-------- Exercise materials
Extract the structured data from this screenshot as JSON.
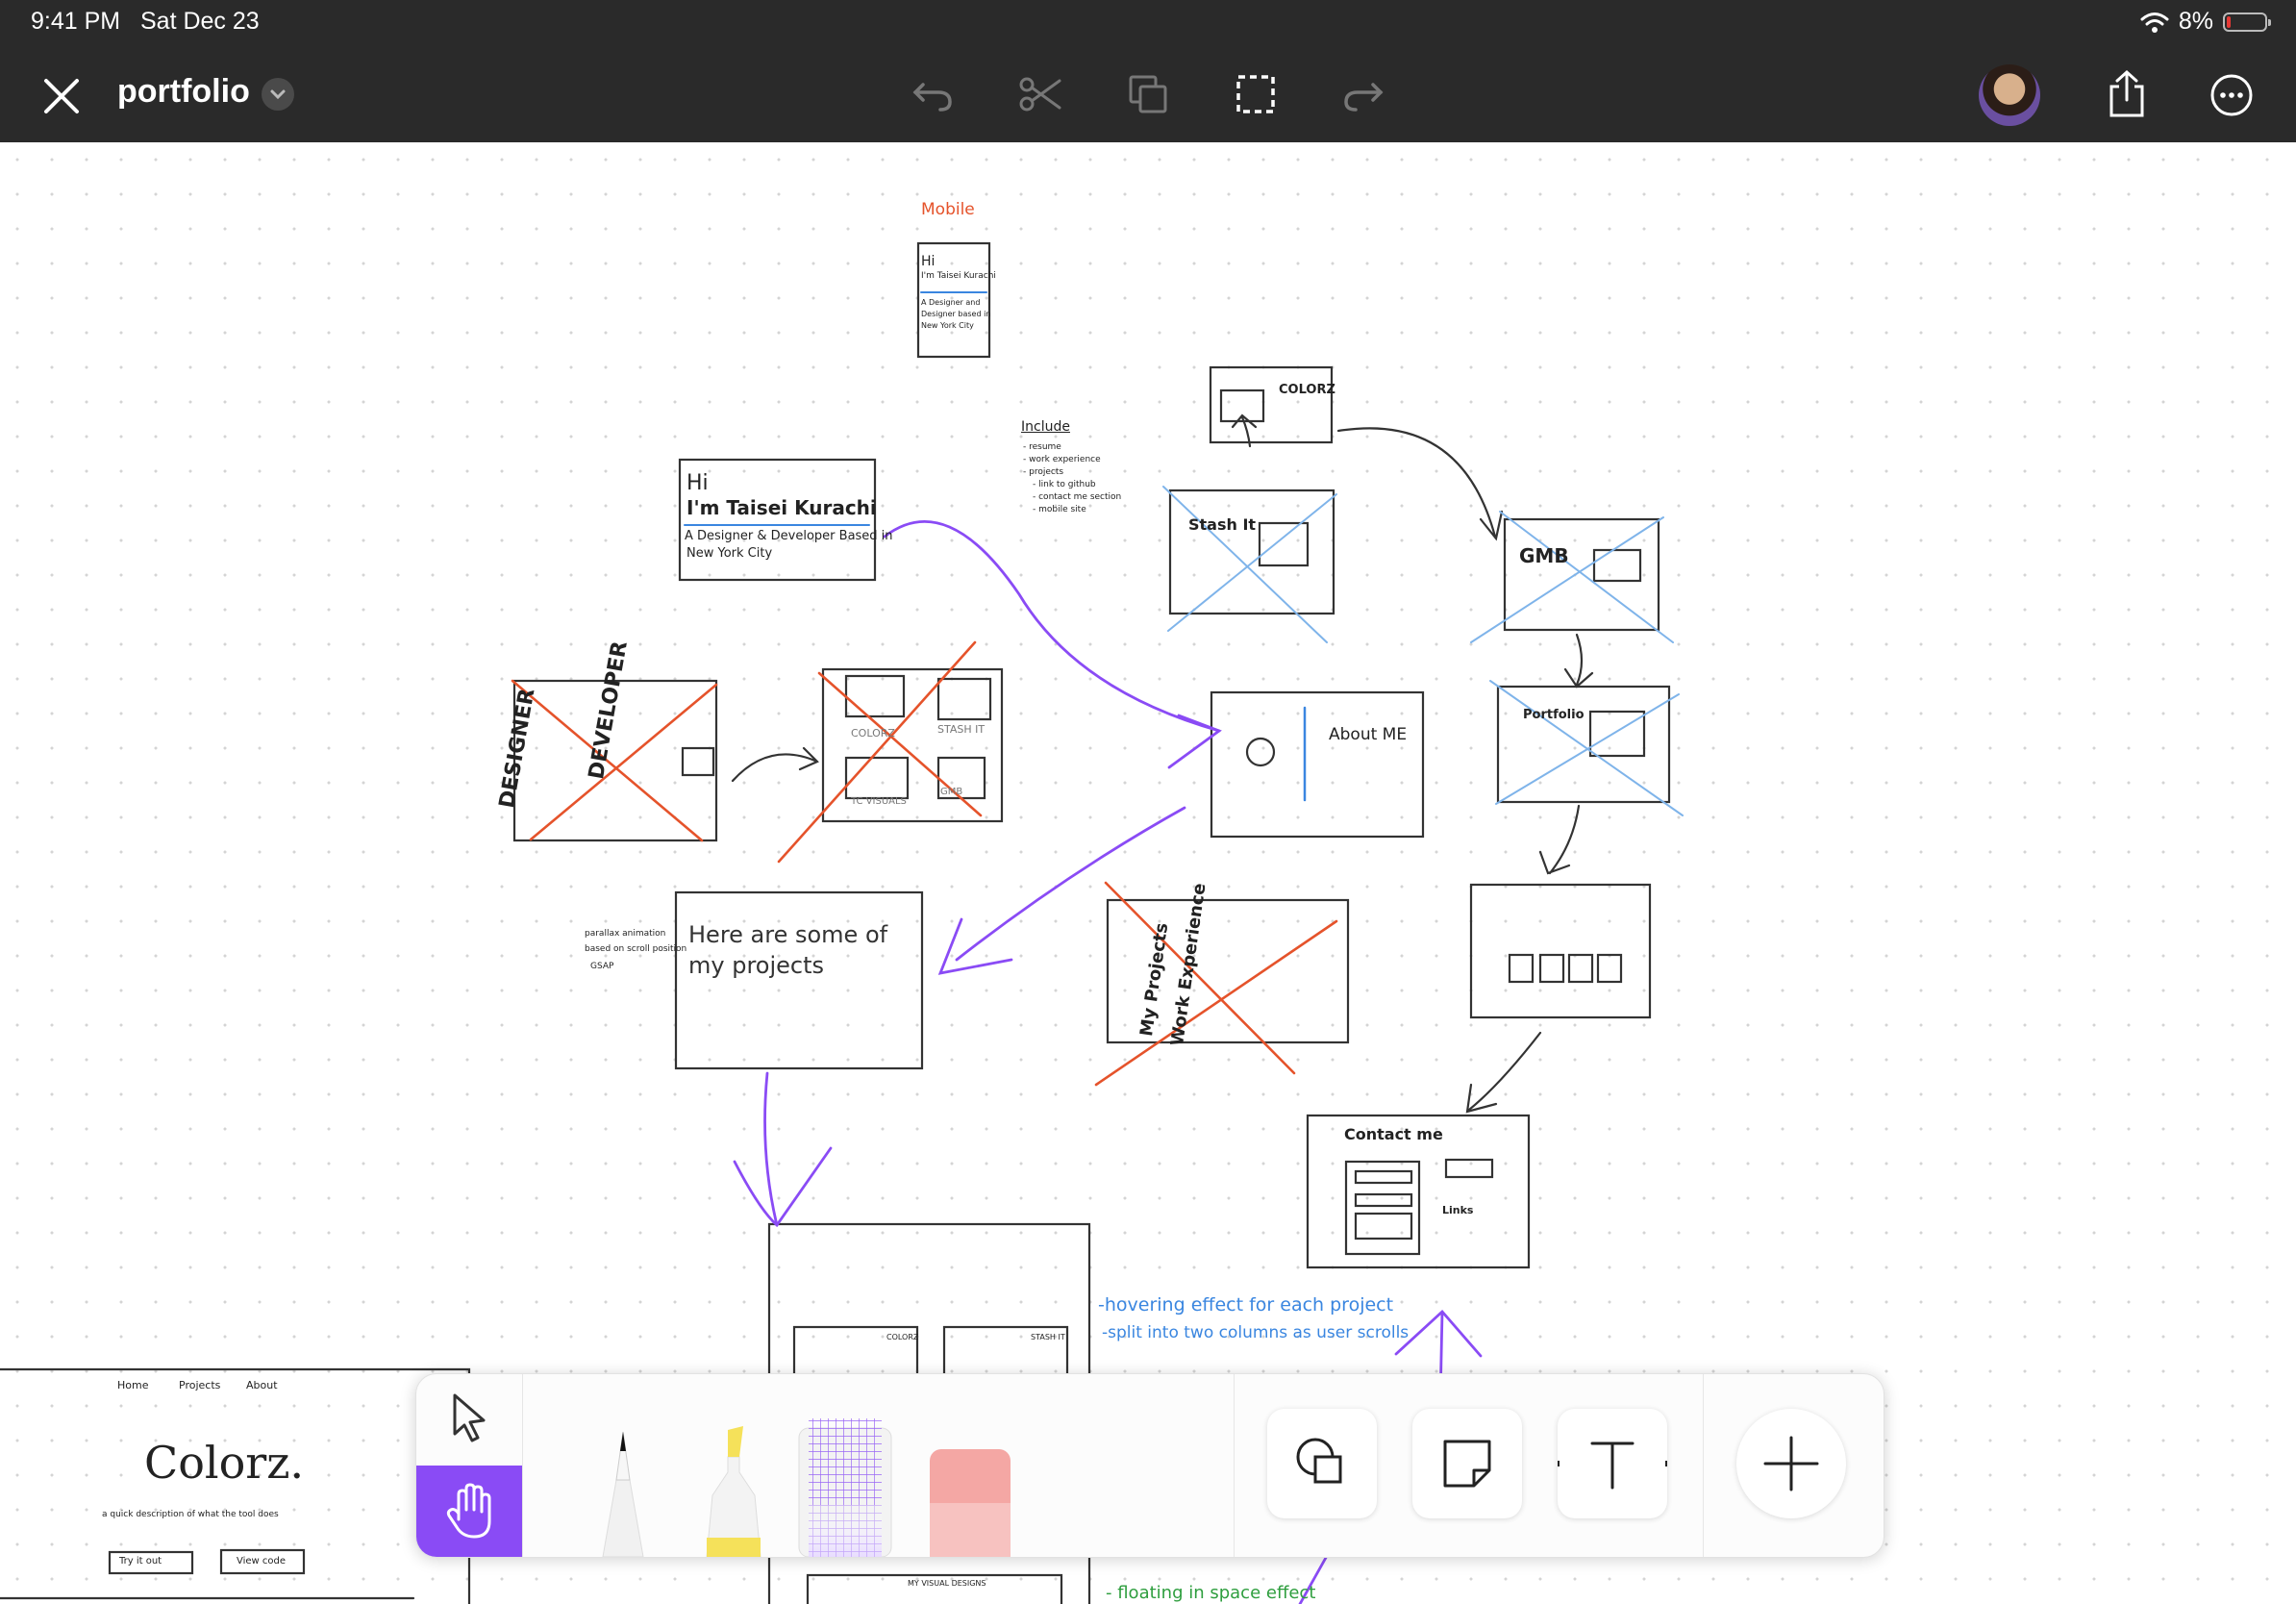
{
  "status_bar": {
    "time": "9:41 PM",
    "date": "Sat Dec 23",
    "battery": "8%",
    "battery_level": 0.08
  },
  "header": {
    "title": "portfolio",
    "icons": [
      "close-icon",
      "chevron-down-icon",
      "undo-icon",
      "scissors-icon",
      "duplicate-icon",
      "selection-icon",
      "redo-icon",
      "avatar",
      "share-icon",
      "more-icon"
    ]
  },
  "colors": {
    "bar": "#2a2a2a",
    "accent": "#8a4bf5",
    "purple_ink": "#8a4bf5",
    "red_ink": "#e5532b",
    "blue_ink": "#3a86e0",
    "green_ink": "#2e9e3e"
  },
  "board": {
    "notes": {
      "mobile": "Mobile",
      "include": "Include",
      "include_items": [
        "- resume",
        "- work experience",
        "- projects",
        "- link to github",
        "- contact me section",
        "- mobile site"
      ],
      "mobile_hi": "Hi",
      "mobile_name": "I'm Taisei Kurachi",
      "mobile_desc1": "A Designer and",
      "mobile_desc2": "Designer based in",
      "mobile_desc3": "New York City",
      "hero_hi": "Hi",
      "hero_name": "I'm Taisei Kurachi",
      "hero_desc1": "A Designer & Developer Based in",
      "hero_desc2": "New York City",
      "designer": "DESIGNER",
      "developer": "DEVELOPER",
      "colorz_box": "COLORZ",
      "stashit_box": "STASH IT",
      "tc_visuals": "TC VISUALS",
      "gmb_box": "GMB",
      "colorz": "COLORZ",
      "stash_it": "Stash It",
      "gmb": "GMB",
      "portfolio": "Portfolio",
      "about_me": "About ME",
      "projects_line1": "Here are some of",
      "projects_line2": "my projects",
      "parallax1": "parallax animation",
      "parallax2": "based on scroll position",
      "parallax3": "GSAP",
      "my_projects": "My Projects",
      "work_experience": "Work Experience",
      "contact_me": "Contact me",
      "links": "Links",
      "hover_note1": "-hovering effect for each project",
      "hover_note2": "-split into two columns as user scrolls",
      "floating_note": "- floating in space effect",
      "colorz_big": "Colorz.",
      "nav_home": "Home",
      "nav_projects": "Projects",
      "nav_about": "About",
      "try_it": "Try it out",
      "view_code": "View code",
      "colorz_desc": "a quick description of what the tool does",
      "stash_it_small": "STASH IT",
      "my_visual_designs": "MY VISUAL DESIGNS"
    }
  },
  "toolbar": {
    "tools": [
      "select-icon",
      "hand-icon",
      "pen-tool",
      "highlighter-tool",
      "pattern-tool",
      "eraser-tool",
      "shapes-icon",
      "sticky-note-icon",
      "text-icon",
      "add-icon"
    ],
    "active_tool": "hand-icon"
  }
}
----------------
> _Written request_:
Count the lines above that contain the word "Taisei". Give only the number.

> _Solution to the exercise_:
2